__What to work on__: Images do not belong in the copy. Retype all the entries below exactly.

__Data extract__:
--- begin ---
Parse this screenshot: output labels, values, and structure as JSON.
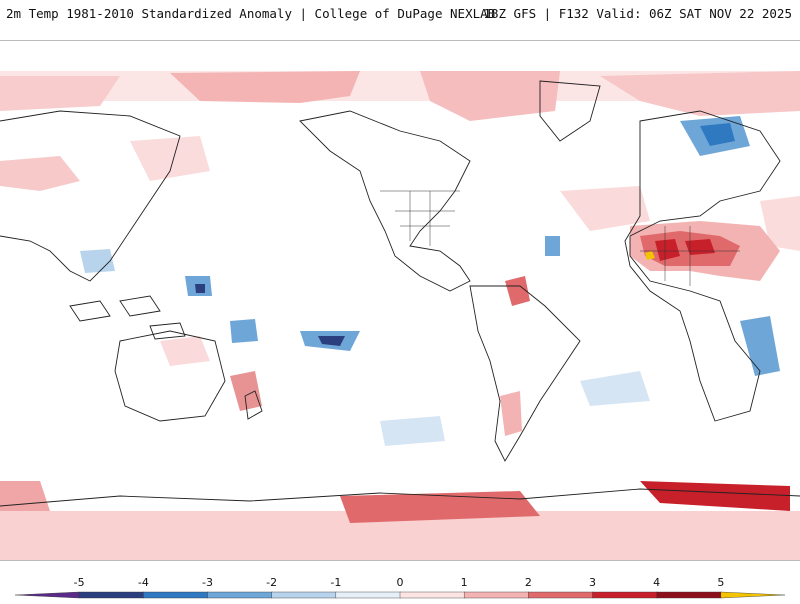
{
  "header": {
    "left_title": "2m Temp 1981-2010 Standardized Anomaly | College of DuPage NEXLAB",
    "right_title": "18Z GFS | F132 Valid: 06Z SAT NOV 22 2025"
  },
  "map": {
    "name": "Global 2m temperature standardized anomaly",
    "projection": "equirectangular"
  },
  "colorbar": {
    "ticks": [
      "-5",
      "-4",
      "-3",
      "-2",
      "-1",
      "0",
      "1",
      "2",
      "3",
      "4",
      "5"
    ],
    "colors": [
      "#5a2a8a",
      "#2b3f7f",
      "#2f79c0",
      "#6fa6d8",
      "#b8d3ec",
      "#e6eef8",
      "#fde4e4",
      "#f3b3b3",
      "#e0696b",
      "#c8202a",
      "#8e0f1c",
      "#f5c400"
    ]
  }
}
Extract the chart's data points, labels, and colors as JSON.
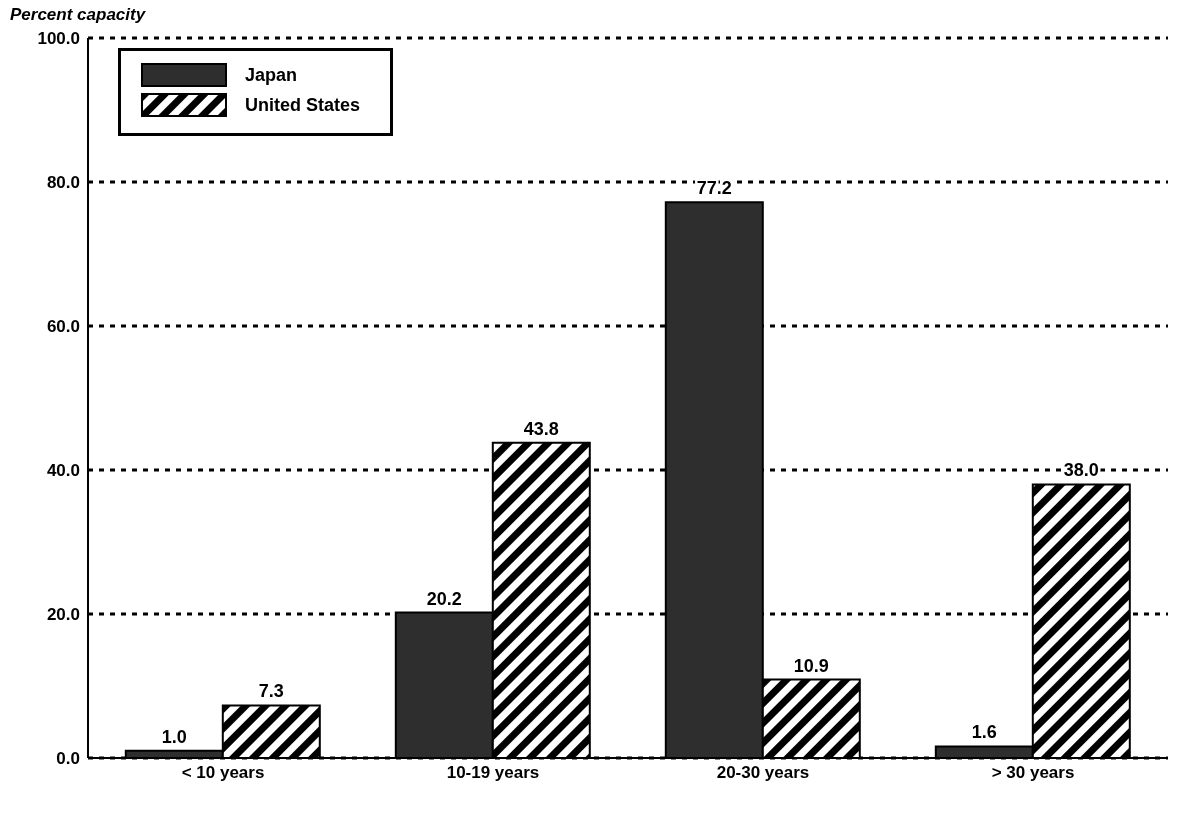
--- end ---
__Task result__:
Parse this screenshot: output labels, values, and structure as JSON.
{
  "header": {
    "left_title": "2m Temp 1981-2010 Standardized Anomaly | College of DuPage NEXLAB",
    "right_title": "18Z GFS | F132 Valid: 06Z SAT NOV 22 2025"
  },
  "map": {
    "name": "Global 2m temperature standardized anomaly",
    "projection": "equirectangular"
  },
  "colorbar": {
    "ticks": [
      "-5",
      "-4",
      "-3",
      "-2",
      "-1",
      "0",
      "1",
      "2",
      "3",
      "4",
      "5"
    ],
    "colors": [
      "#5a2a8a",
      "#2b3f7f",
      "#2f79c0",
      "#6fa6d8",
      "#b8d3ec",
      "#e6eef8",
      "#fde4e4",
      "#f3b3b3",
      "#e0696b",
      "#c8202a",
      "#8e0f1c",
      "#f5c400"
    ]
  }
}
Extract the chart's data points, labels, and colors as JSON.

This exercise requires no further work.